Recorded data:
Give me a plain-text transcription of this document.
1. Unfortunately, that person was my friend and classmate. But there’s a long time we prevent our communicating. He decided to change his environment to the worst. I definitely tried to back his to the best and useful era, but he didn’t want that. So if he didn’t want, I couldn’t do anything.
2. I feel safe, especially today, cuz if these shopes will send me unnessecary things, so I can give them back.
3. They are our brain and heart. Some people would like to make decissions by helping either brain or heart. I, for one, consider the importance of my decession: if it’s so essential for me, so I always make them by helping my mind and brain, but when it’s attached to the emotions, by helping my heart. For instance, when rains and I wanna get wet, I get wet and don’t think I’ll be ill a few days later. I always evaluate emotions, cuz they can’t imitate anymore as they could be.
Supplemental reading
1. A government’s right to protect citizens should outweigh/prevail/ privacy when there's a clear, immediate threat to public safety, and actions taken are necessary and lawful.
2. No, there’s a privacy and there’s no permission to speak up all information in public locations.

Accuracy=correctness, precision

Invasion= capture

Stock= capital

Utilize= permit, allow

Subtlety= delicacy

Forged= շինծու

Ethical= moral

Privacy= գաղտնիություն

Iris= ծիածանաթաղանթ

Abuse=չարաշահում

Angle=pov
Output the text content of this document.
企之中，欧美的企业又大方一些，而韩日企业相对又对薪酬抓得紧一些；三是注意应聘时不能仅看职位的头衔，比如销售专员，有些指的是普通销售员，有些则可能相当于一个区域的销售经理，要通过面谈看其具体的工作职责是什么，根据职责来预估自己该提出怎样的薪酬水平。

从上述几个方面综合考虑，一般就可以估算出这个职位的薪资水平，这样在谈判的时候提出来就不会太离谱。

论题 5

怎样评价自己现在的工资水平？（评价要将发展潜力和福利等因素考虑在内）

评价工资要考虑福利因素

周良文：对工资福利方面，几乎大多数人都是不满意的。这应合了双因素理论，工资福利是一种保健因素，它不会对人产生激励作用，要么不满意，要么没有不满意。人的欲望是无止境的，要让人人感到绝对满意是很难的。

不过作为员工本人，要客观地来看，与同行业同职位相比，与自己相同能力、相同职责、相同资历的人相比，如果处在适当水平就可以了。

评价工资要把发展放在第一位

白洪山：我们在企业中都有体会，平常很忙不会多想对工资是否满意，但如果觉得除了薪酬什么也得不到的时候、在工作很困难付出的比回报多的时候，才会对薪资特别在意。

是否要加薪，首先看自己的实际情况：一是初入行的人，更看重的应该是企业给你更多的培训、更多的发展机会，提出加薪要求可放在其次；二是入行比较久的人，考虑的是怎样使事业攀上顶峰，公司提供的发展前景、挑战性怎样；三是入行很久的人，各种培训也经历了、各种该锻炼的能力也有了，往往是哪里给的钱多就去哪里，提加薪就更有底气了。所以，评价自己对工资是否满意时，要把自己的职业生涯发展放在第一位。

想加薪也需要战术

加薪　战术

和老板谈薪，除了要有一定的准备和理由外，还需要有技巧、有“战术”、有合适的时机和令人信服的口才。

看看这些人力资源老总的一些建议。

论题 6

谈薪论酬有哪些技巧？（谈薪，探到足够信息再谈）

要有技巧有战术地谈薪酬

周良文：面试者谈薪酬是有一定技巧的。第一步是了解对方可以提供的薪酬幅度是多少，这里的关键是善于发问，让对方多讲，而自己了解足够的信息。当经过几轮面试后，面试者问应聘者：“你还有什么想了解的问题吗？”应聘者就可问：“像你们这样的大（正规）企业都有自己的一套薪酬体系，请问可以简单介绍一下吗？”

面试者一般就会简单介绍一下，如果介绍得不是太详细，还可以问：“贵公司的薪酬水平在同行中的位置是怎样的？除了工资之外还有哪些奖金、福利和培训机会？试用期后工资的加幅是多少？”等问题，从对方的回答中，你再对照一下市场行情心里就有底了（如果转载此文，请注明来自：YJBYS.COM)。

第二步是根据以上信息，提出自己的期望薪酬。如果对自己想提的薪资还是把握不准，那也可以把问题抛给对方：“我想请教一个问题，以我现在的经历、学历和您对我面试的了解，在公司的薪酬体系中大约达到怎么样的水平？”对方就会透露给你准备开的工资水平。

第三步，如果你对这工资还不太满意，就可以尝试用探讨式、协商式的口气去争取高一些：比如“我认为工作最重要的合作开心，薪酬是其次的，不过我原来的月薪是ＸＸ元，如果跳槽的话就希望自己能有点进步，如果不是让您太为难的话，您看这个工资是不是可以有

▶ **Instructions for the task**
Output exactly the lines from the one containing "Output the text content of this document." through the last line of the entries, both ends included.

▶ **Answer to the task**
Output the text content of this document.
企之中，欧美的企业又大方一些，而韩日企业相对又对薪酬抓得紧一些；三是注意应聘时不能仅看职位的头衔，比如销售专员，有些指的是普通销售员，有些则可能相当于一个区域的销售经理，要通过面谈看其具体的工作职责是什么，根据职责来预估自己该提出怎样的薪酬水平。

从上述几个方面综合考虑，一般就可以估算出这个职位的薪资水平，这样在谈判的时候提出来就不会太离谱。

论题 5

怎样评价自己现在的工资水平？（评价要将发展潜力和福利等因素考虑在内）

评价工资要考虑福利因素

周良文：对工资福利方面，几乎大多数人都是不满意的。这应合了双因素理论，工资福利是一种保健因素，它不会对人产生激励作用，要么不满意，要么没有不满意。人的欲望是无止境的，要让人人感到绝对满意是很难的。

不过作为员工本人，要客观地来看，与同行业同职位相比，与自己相同能力、相同职责、相同资历的人相比，如果处在适当水平就可以了。

评价工资要把发展放在第一位

白洪山：我们在企业中都有体会，平常很忙不会多想对工资是否满意，但如果觉得除了薪酬什么也得不到的时候、在工作很困难付出的比回报多的时候，才会对薪资特别在意。

是否要加薪，首先看自己的实际情况：一是初入行的人，更看重的应该是企业给你更多的培训、更多的发展机会，提出加薪要求可放在其次；二是入行比较久的人，考虑的是怎样使事业攀上顶峰，公司提供的发展前景、挑战性怎样；三是入行很久的人，各种培训也经历了、各种该锻炼的能力也有了，往往是哪里给的钱多就去哪里，提加薪就更有底气了。所以，评价自己对工资是否满意时，要把自己的职业生涯发展放在第一位。

想加薪也需要战术

加薪　战术

和老板谈薪，除了要有一定的准备和理由外，还需要有技巧、有“战术”、有合适的时机和令人信服的口才。

看看这些人力资源老总的一些建议。

论题 6

谈薪论酬有哪些技巧？（谈薪，探到足够信息再谈）

要有技巧有战术地谈薪酬

周良文：面试者谈薪酬是有一定技巧的。第一步是了解对方可以提供的薪酬幅度是多少，这里的关键是善于发问，让对方多讲，而自己了解足够的信息。当经过几轮面试后，面试者问应聘者：“你还有什么想了解的问题吗？”应聘者就可问：“像你们这样的大（正规）企业都有自己的一套薪酬体系，请问可以简单介绍一下吗？”

面试者一般就会简单介绍一下，如果介绍得不是太详细，还可以问：“贵公司的薪酬水平在同行中的位置是怎样的？除了工资之外还有哪些奖金、福利和培训机会？试用期后工资的加幅是多少？”等问题，从对方的回答中，你再对照一下市场行情心里就有底了（如果转载此文，请注明来自：YJBYS.COM)。

第二步是根据以上信息，提出自己的期望薪酬。如果对自己想提的薪资还是把握不准，那也可以把问题抛给对方：“我想请教一个问题，以我现在的经历、学历和您对我面试的了解，在公司的薪酬体系中大约达到怎么样的水平？”对方就会透露给你准备开的工资水平。

第三步，如果你对这工资还不太满意，就可以尝试用探讨式、协商式的口气去争取高一些：比如“我认为工作最重要的合作开心，薪酬是其次的，不过我原来的月薪是ＸＸ元，如果跳槽的话就希望自己能有点进步，如果不是让您太为难的话，您看这个工资是不是可以有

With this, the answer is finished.